WRITTEN INSTRUCTION: Transcribe the full listing below exactly.

SOURCE MATERIAL:
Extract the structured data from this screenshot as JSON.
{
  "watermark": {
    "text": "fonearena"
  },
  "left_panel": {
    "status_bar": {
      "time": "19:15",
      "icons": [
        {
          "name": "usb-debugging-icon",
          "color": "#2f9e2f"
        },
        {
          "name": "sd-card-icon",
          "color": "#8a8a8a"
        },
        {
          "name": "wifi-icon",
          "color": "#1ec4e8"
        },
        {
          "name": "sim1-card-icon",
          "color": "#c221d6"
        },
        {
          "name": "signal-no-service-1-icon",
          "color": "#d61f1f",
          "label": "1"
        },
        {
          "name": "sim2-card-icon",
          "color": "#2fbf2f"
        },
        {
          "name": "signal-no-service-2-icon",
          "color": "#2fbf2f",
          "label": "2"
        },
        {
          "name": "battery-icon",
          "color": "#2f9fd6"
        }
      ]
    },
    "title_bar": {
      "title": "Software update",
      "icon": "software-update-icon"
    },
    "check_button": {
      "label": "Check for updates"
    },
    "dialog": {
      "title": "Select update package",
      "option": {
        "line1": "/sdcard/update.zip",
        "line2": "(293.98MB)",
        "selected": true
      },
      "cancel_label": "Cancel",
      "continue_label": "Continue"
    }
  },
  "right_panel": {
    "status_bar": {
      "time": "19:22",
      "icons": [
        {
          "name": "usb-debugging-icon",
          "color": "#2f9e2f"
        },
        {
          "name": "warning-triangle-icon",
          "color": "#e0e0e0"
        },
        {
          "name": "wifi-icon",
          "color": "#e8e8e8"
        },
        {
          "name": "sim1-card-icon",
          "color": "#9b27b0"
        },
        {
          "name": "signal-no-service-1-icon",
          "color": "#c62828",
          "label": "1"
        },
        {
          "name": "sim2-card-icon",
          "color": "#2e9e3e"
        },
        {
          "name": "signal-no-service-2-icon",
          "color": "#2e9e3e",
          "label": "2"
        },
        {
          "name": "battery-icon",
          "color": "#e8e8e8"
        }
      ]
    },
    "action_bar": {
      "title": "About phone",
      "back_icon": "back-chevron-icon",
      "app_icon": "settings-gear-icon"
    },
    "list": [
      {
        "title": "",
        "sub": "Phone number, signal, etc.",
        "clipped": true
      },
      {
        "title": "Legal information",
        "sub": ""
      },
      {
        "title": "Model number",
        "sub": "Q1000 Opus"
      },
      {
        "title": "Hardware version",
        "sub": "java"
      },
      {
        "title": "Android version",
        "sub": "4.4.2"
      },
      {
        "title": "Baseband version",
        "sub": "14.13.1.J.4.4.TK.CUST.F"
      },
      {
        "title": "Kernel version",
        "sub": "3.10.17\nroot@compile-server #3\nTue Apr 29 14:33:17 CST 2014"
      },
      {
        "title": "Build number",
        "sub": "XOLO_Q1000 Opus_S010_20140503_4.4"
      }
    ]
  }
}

WORKED SOLUTION:
Extract the structured data from this screenshot as JSON.
{
  "watermark": {
    "text": "fonearena"
  },
  "left_panel": {
    "status_bar": {
      "time": "19:15",
      "icons": [
        {
          "name": "usb-debugging-icon",
          "color": "#2f9e2f"
        },
        {
          "name": "sd-card-icon",
          "color": "#8a8a8a"
        },
        {
          "name": "wifi-icon",
          "color": "#1ec4e8"
        },
        {
          "name": "sim1-card-icon",
          "color": "#c221d6"
        },
        {
          "name": "signal-no-service-1-icon",
          "color": "#d61f1f",
          "label": "1"
        },
        {
          "name": "sim2-card-icon",
          "color": "#2fbf2f"
        },
        {
          "name": "signal-no-service-2-icon",
          "color": "#2fbf2f",
          "label": "2"
        },
        {
          "name": "battery-icon",
          "color": "#2f9fd6"
        }
      ]
    },
    "title_bar": {
      "title": "Software update",
      "icon": "software-update-icon"
    },
    "check_button": {
      "label": "Check for updates"
    },
    "dialog": {
      "title": "Select update package",
      "option": {
        "line1": "/sdcard/update.zip",
        "line2": "(293.98MB)",
        "selected": true
      },
      "cancel_label": "Cancel",
      "continue_label": "Continue"
    }
  },
  "right_panel": {
    "status_bar": {
      "time": "19:22",
      "icons": [
        {
          "name": "usb-debugging-icon",
          "color": "#2f9e2f"
        },
        {
          "name": "warning-triangle-icon",
          "color": "#e0e0e0"
        },
        {
          "name": "wifi-icon",
          "color": "#e8e8e8"
        },
        {
          "name": "sim1-card-icon",
          "color": "#9b27b0"
        },
        {
          "name": "signal-no-service-1-icon",
          "color": "#c62828",
          "label": "1"
        },
        {
          "name": "sim2-card-icon",
          "color": "#2e9e3e"
        },
        {
          "name": "signal-no-service-2-icon",
          "color": "#2e9e3e",
          "label": "2"
        },
        {
          "name": "battery-icon",
          "color": "#e8e8e8"
        }
      ]
    },
    "action_bar": {
      "title": "About phone",
      "back_icon": "back-chevron-icon",
      "app_icon": "settings-gear-icon"
    },
    "list": [
      {
        "title": "",
        "sub": "Phone number, signal, etc.",
        "clipped": true
      },
      {
        "title": "Legal information",
        "sub": ""
      },
      {
        "title": "Model number",
        "sub": "Q1000 Opus"
      },
      {
        "title": "Hardware version",
        "sub": "java"
      },
      {
        "title": "Android version",
        "sub": "4.4.2"
      },
      {
        "title": "Baseband version",
        "sub": "14.13.1.J.4.4.TK.CUST.F"
      },
      {
        "title": "Kernel version",
        "sub": "3.10.17\nroot@compile-server #3\nTue Apr 29 14:33:17 CST 2014"
      },
      {
        "title": "Build number",
        "sub": "XOLO_Q1000 Opus_S010_20140503_4.4"
      }
    ]
  }
}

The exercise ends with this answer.